▸ **Written problem**: Give every line of the data again, unchanged, but with no pictures.

*** Input records

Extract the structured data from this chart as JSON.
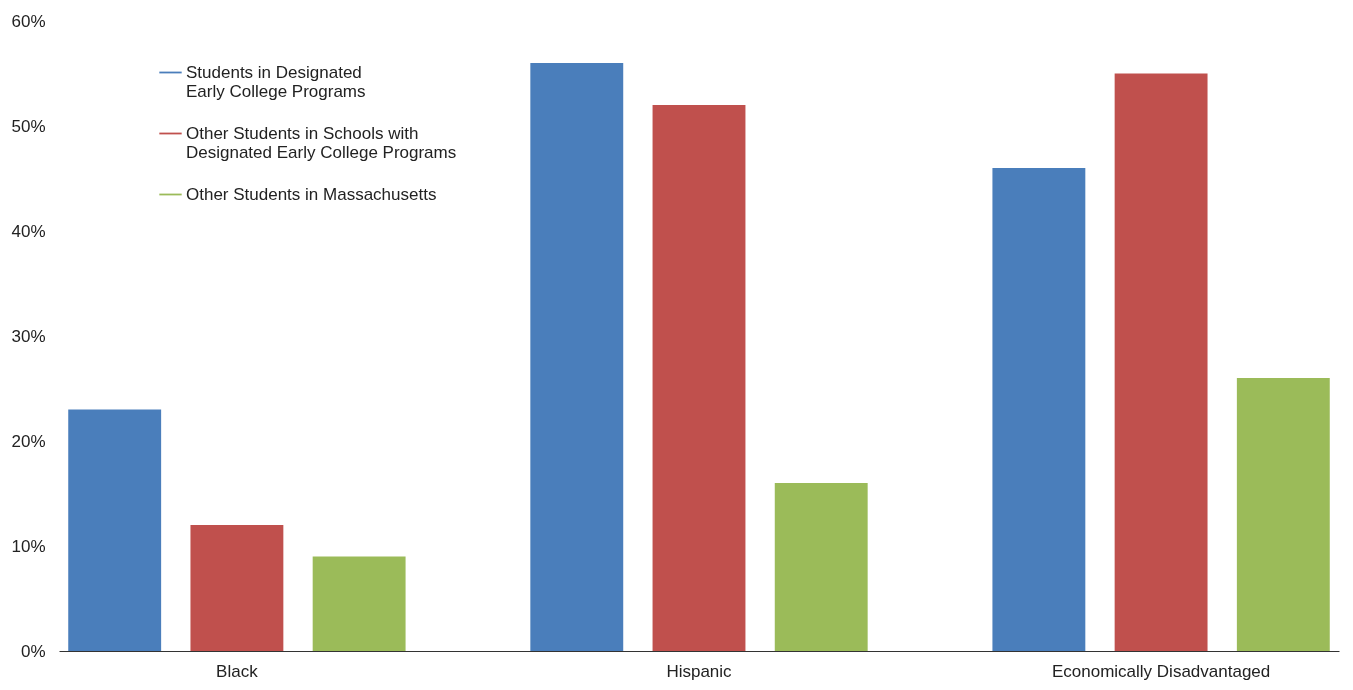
{
  "chart_data": {
    "type": "bar",
    "categories": [
      "Black",
      "Hispanic",
      "Economically Disadvantaged"
    ],
    "series": [
      {
        "name": "Students in Designated Early College Programs",
        "color": "#4a7ebb",
        "values": [
          23,
          56,
          46
        ]
      },
      {
        "name": "Other Students in Schools with Designated Early College Programs",
        "color": "#c0504d",
        "values": [
          12,
          52,
          55
        ]
      },
      {
        "name": "Other Students in Massachusetts",
        "color": "#9bbb59",
        "values": [
          9,
          16,
          26
        ]
      }
    ],
    "ylim": [
      0,
      60
    ],
    "yticks": [
      {
        "value": 0,
        "label": "0%"
      },
      {
        "value": 10,
        "label": "10%"
      },
      {
        "value": 20,
        "label": "20%"
      },
      {
        "value": 30,
        "label": "30%"
      },
      {
        "value": 40,
        "label": "40%"
      },
      {
        "value": 50,
        "label": "50%"
      },
      {
        "value": 60,
        "label": "60%"
      }
    ],
    "grid": false,
    "legend": "top left"
  }
}
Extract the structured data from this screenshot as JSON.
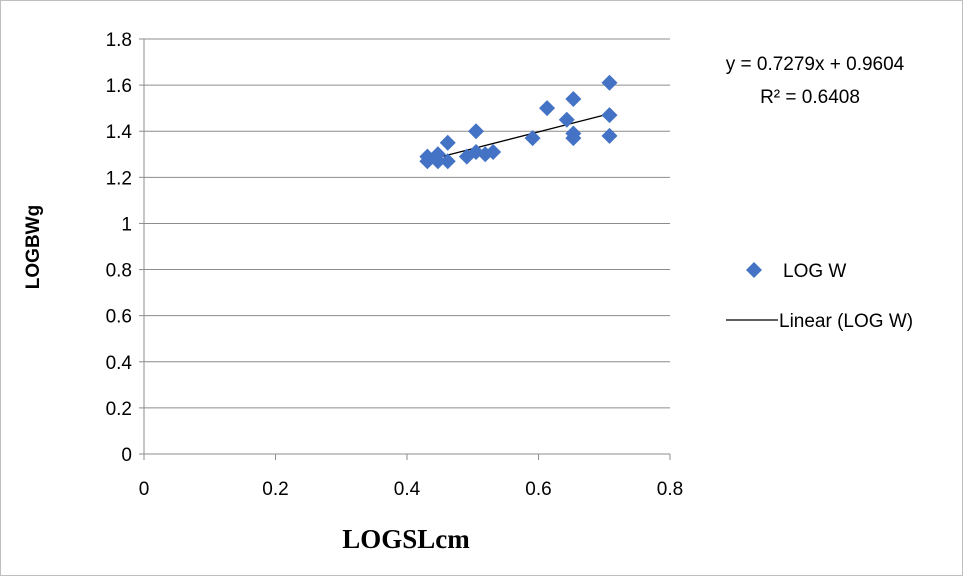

******

▸ **Task solution**:
Extract the structured data from this chart as JSON.
{
  "chart_data": {
    "type": "bar",
    "categories": [
      "Black",
      "Hispanic",
      "Economically Disadvantaged"
    ],
    "series": [
      {
        "name": "Students in Designated Early College Programs",
        "color": "#4a7ebb",
        "values": [
          23,
          56,
          46
        ]
      },
      {
        "name": "Other Students in Schools with Designated Early College Programs",
        "color": "#c0504d",
        "values": [
          12,
          52,
          55
        ]
      },
      {
        "name": "Other Students in Massachusetts",
        "color": "#9bbb59",
        "values": [
          9,
          16,
          26
        ]
      }
    ],
    "ylim": [
      0,
      60
    ],
    "yticks": [
      {
        "value": 0,
        "label": "0%"
      },
      {
        "value": 10,
        "label": "10%"
      },
      {
        "value": 20,
        "label": "20%"
      },
      {
        "value": 30,
        "label": "30%"
      },
      {
        "value": 40,
        "label": "40%"
      },
      {
        "value": 50,
        "label": "50%"
      },
      {
        "value": 60,
        "label": "60%"
      }
    ],
    "grid": false,
    "legend": "top left"
  }
}
Extract the structured data from this screenshot as JSON.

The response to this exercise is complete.